→ What is needed:
Copy out each line of the data holding "muốn".

-- Records to process start --

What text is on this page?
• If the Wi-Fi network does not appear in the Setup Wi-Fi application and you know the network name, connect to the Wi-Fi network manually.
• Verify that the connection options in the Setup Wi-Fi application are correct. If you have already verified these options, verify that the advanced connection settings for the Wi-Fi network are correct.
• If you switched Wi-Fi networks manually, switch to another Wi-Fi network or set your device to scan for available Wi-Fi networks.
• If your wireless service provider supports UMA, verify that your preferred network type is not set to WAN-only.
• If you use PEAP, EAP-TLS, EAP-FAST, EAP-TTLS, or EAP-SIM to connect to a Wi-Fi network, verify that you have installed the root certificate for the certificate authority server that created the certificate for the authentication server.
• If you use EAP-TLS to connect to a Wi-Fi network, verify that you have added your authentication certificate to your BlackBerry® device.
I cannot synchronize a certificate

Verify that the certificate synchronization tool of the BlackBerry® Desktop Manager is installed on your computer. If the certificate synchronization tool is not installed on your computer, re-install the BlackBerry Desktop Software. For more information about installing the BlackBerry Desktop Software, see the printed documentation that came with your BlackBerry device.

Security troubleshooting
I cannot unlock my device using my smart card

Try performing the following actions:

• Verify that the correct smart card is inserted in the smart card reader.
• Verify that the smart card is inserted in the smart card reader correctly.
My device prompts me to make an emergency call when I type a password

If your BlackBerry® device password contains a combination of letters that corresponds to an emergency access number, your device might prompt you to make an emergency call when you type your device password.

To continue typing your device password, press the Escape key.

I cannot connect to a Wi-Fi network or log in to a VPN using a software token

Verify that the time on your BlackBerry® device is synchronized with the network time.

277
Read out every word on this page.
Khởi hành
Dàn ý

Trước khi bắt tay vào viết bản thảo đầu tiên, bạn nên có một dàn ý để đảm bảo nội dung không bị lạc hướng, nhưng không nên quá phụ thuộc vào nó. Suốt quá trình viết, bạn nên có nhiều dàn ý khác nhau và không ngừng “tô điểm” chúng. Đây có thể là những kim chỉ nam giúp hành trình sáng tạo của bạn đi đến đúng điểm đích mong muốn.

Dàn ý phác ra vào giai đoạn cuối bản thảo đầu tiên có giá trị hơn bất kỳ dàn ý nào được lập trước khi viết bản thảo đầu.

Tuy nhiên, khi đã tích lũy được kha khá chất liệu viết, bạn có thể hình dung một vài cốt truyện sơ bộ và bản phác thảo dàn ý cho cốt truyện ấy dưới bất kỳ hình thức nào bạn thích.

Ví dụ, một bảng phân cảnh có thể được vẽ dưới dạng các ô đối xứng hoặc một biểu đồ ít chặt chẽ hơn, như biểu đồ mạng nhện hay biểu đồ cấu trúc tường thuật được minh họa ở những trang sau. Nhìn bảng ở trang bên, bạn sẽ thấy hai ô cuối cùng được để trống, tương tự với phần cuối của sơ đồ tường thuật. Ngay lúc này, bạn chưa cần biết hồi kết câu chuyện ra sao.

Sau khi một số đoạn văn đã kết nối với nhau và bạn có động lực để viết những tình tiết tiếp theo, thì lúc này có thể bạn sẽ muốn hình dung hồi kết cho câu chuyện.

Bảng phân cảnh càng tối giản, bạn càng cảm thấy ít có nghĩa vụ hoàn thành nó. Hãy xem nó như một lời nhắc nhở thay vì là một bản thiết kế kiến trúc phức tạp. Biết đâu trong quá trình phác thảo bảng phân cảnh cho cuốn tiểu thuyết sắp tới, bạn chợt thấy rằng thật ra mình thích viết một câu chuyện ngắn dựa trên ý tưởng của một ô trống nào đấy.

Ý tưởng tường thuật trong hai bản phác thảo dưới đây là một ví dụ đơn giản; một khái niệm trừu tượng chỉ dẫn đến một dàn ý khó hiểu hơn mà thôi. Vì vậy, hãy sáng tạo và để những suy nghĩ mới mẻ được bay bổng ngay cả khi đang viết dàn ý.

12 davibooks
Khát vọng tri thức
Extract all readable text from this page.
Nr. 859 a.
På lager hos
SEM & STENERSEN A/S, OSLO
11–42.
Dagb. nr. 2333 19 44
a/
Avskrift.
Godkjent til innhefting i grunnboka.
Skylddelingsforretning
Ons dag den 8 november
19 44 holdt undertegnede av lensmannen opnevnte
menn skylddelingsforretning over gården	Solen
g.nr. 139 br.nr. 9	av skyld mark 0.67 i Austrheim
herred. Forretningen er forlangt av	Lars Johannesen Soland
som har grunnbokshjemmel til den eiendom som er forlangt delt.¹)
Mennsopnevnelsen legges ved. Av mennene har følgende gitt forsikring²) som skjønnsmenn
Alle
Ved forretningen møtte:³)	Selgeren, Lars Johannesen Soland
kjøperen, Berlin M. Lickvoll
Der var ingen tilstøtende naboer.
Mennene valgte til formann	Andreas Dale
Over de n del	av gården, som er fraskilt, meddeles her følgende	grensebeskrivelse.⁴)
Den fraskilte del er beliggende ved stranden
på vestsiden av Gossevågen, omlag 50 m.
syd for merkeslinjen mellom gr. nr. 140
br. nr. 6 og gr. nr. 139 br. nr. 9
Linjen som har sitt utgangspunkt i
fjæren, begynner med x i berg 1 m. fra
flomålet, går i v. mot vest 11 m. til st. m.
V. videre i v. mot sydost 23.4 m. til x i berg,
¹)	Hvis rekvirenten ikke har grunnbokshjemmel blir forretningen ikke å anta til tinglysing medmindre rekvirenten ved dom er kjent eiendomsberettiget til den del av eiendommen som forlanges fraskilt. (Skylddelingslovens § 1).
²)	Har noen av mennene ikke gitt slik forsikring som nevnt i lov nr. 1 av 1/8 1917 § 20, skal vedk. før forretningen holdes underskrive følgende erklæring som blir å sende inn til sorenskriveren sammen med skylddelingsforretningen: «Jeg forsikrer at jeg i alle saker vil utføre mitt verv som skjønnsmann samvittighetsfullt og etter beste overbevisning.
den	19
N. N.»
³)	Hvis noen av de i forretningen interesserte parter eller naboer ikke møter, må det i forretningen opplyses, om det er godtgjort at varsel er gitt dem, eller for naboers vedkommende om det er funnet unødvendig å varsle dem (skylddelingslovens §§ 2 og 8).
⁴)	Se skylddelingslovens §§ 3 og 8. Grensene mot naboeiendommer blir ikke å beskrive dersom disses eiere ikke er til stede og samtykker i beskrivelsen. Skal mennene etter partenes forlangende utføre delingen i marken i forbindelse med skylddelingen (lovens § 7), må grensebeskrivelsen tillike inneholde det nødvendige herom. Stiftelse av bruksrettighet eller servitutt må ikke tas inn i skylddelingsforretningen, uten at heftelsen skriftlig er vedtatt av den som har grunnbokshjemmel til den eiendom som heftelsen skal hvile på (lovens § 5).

-- Records to process end --

→ Output:
Trước khi bắt tay vào viết bản thảo đầu tiên, bạn nên có một dàn ý để đảm bảo nội dung không bị lạc hướng, nhưng không nên quá phụ thuộc vào nó. Suốt quá trình viết, bạn nên có nhiều dàn ý khác nhau và không ngừng “tô điểm” chúng. Đây có thể là những kim chỉ nam giúp hành trình sáng tạo của bạn đi đến đúng điểm đích mong muốn.
Sau khi một số đoạn văn đã kết nối với nhau và bạn có động lực để viết những tình tiết tiếp theo, thì lúc này có thể bạn sẽ muốn hình dung hồi kết cho câu chuyện.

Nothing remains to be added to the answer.